TASK DIRECTIONS » Give every line from the entries that contains "Arches".
======== GIVEN ENTRIES ========
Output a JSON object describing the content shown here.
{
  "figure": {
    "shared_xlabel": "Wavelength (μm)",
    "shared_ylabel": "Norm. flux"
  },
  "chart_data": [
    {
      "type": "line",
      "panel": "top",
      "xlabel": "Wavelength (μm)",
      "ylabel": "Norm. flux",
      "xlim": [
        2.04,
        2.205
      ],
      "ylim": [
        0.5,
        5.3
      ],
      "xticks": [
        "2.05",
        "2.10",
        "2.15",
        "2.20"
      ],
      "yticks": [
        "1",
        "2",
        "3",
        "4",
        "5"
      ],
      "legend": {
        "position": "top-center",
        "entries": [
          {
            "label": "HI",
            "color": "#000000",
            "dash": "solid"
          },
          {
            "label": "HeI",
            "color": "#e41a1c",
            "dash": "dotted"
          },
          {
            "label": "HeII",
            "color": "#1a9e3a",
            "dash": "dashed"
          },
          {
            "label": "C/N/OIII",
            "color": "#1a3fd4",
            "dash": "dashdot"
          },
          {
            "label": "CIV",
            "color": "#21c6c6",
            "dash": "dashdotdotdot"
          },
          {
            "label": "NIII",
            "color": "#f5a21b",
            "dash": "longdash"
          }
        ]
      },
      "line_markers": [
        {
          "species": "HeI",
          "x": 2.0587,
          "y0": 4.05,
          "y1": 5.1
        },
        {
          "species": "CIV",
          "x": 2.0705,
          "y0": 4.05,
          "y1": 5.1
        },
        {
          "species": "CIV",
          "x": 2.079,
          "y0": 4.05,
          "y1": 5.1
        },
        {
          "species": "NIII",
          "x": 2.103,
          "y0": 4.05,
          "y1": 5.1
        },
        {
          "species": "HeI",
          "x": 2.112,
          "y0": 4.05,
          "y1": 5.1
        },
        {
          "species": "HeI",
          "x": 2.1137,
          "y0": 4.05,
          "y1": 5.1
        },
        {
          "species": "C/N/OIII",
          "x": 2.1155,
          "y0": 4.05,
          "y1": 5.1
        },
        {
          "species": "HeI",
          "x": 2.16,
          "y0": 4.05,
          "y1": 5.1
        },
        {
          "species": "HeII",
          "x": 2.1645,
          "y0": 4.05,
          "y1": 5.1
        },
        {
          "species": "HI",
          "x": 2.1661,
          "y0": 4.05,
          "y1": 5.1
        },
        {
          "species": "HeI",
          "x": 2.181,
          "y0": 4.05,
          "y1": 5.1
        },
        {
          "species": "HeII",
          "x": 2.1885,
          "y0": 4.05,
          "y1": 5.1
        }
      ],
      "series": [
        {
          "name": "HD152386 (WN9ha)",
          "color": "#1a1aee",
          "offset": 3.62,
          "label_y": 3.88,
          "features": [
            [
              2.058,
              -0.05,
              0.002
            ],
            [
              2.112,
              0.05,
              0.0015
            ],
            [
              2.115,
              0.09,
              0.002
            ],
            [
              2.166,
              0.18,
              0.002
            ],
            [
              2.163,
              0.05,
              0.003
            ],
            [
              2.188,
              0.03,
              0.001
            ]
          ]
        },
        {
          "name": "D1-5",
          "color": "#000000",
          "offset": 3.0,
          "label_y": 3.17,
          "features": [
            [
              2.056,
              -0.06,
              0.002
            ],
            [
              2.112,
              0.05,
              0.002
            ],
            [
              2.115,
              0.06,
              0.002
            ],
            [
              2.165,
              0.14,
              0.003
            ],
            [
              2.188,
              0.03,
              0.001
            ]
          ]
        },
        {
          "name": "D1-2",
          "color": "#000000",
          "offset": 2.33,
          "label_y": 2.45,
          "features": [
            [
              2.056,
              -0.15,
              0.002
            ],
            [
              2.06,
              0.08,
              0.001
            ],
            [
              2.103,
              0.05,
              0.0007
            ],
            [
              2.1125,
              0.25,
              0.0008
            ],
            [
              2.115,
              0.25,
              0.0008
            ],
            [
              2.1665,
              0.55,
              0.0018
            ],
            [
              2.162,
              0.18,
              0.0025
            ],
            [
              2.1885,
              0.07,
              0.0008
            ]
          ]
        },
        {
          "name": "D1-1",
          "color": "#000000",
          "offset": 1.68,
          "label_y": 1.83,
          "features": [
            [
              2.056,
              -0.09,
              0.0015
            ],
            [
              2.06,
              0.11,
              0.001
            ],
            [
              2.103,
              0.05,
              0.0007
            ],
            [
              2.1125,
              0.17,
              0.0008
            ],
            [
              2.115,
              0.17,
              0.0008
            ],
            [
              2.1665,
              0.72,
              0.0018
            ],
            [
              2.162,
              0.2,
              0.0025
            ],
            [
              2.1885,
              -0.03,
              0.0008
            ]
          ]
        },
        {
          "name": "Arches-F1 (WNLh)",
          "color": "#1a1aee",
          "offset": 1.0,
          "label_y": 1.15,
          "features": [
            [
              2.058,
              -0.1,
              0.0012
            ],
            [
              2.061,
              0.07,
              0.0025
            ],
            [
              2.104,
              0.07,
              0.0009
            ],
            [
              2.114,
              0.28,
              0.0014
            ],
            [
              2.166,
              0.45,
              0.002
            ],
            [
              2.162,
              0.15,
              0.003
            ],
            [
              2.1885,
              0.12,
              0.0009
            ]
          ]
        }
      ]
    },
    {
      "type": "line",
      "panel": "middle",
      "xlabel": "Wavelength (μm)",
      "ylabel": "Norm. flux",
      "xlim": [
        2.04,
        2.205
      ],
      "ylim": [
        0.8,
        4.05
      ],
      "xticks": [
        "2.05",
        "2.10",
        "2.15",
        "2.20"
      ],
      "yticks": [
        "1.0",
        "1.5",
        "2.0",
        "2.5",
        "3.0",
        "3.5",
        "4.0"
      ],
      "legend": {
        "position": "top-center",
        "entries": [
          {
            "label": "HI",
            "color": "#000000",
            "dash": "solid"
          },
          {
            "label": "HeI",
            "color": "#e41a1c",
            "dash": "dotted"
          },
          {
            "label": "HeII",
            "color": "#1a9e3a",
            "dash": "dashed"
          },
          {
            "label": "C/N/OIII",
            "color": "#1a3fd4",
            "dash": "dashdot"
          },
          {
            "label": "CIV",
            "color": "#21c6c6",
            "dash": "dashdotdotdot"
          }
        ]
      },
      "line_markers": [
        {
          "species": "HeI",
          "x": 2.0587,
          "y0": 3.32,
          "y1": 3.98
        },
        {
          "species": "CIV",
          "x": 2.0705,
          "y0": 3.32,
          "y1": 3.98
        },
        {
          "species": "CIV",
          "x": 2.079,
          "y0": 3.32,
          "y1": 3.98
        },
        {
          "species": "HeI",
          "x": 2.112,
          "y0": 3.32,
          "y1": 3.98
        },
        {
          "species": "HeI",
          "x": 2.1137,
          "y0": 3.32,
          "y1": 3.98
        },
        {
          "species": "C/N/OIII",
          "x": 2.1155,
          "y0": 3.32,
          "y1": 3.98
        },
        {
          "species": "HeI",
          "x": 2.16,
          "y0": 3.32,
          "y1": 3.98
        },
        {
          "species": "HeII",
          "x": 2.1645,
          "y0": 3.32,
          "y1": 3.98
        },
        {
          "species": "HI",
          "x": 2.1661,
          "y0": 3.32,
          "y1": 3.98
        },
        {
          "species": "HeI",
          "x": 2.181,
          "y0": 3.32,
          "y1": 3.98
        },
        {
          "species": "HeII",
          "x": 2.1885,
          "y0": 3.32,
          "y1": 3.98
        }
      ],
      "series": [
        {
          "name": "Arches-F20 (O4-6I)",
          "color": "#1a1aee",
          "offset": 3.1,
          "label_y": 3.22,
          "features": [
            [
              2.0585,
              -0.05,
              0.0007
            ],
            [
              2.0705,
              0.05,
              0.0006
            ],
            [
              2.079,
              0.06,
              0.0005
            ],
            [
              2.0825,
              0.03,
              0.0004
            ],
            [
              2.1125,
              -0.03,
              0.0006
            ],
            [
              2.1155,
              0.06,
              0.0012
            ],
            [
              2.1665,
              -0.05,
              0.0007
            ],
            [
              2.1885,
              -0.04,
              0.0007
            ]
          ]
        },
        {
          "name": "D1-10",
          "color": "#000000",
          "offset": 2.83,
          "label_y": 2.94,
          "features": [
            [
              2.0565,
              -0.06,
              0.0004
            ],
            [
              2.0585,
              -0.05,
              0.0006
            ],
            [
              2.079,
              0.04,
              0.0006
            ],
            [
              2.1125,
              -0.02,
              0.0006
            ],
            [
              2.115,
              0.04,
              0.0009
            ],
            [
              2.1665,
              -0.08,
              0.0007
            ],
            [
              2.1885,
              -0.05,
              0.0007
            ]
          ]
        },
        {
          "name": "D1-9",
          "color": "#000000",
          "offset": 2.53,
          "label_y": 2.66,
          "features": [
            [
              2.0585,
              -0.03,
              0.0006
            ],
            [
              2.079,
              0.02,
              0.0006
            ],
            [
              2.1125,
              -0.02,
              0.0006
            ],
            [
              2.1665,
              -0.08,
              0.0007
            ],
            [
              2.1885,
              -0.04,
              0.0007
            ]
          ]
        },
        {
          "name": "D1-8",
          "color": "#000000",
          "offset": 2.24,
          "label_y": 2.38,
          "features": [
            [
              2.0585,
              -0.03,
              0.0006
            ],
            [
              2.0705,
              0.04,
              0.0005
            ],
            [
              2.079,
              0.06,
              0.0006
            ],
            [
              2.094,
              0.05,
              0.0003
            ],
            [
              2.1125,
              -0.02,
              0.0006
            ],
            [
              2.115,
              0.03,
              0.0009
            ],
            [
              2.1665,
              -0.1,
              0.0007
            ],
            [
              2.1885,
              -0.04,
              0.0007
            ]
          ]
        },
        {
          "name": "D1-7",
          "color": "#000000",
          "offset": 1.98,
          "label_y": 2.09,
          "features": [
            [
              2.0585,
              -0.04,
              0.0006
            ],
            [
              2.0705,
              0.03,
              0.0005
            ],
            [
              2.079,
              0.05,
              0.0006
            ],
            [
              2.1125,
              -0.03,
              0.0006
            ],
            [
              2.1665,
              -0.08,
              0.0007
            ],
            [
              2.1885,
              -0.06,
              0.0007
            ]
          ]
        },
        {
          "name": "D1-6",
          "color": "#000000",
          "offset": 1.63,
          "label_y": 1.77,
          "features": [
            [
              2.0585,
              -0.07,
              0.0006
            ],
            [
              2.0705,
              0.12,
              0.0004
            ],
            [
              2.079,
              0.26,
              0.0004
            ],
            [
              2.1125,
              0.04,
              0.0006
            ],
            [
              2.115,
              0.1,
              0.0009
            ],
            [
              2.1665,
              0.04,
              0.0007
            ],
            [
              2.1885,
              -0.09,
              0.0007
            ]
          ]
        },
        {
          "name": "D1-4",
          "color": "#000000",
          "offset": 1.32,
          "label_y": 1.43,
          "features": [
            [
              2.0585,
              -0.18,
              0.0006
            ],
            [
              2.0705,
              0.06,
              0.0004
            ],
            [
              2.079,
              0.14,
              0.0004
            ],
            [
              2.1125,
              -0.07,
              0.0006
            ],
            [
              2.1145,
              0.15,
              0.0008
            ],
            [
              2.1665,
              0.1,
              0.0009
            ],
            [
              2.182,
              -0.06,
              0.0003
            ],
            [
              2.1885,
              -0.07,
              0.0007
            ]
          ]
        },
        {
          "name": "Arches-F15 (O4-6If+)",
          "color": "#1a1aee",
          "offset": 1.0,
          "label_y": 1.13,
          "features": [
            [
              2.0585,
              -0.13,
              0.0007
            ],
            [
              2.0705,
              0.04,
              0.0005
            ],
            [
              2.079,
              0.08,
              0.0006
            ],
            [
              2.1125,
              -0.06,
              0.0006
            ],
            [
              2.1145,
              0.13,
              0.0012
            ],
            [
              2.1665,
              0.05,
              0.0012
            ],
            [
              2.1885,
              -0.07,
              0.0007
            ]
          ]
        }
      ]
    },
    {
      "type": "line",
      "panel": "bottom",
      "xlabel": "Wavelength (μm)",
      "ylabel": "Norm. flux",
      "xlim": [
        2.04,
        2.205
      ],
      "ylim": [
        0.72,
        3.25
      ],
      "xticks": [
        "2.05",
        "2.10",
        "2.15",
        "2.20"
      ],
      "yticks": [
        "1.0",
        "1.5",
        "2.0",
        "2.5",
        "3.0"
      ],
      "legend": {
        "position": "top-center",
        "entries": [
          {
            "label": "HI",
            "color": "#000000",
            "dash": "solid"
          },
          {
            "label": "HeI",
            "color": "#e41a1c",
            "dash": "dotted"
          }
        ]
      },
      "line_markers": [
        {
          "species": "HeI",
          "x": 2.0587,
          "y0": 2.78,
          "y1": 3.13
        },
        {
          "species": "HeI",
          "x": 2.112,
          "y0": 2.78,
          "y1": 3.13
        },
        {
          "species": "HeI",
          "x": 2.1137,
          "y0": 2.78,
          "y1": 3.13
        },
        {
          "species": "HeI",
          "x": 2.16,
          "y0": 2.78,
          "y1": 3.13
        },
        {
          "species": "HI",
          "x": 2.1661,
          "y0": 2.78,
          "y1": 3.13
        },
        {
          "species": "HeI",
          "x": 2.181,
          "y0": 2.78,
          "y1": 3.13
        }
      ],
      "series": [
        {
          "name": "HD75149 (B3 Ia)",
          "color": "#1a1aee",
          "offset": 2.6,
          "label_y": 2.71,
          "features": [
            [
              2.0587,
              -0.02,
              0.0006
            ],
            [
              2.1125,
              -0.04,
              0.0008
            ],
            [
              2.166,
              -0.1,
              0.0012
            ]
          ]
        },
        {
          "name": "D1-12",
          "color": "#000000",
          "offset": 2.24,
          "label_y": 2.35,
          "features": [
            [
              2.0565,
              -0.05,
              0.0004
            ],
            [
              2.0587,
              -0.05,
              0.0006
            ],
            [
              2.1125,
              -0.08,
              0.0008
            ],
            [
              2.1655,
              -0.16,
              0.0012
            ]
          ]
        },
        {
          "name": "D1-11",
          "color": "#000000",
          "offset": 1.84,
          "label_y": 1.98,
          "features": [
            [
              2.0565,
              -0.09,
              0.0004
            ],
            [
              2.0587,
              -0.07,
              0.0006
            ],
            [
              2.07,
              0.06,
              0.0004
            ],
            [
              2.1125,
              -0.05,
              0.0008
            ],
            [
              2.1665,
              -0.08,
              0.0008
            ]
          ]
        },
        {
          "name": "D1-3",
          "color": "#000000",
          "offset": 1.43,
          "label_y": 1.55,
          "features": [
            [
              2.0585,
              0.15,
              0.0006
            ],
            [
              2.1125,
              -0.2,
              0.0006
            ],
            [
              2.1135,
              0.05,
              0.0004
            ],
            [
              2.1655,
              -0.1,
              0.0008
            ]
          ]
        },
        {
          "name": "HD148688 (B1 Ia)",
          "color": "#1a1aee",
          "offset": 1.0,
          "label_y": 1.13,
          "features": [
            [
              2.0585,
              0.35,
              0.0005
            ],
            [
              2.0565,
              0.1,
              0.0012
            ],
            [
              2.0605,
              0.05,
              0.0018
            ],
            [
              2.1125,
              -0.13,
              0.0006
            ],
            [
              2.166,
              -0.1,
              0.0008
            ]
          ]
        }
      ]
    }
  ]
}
========
FINISHED EXERCISE »
          "name": "Arches-F1 (WNLh)",
          "name": "Arches-F20 (O4-6I)",
          "name": "Arches-F15 (O4-6If+)",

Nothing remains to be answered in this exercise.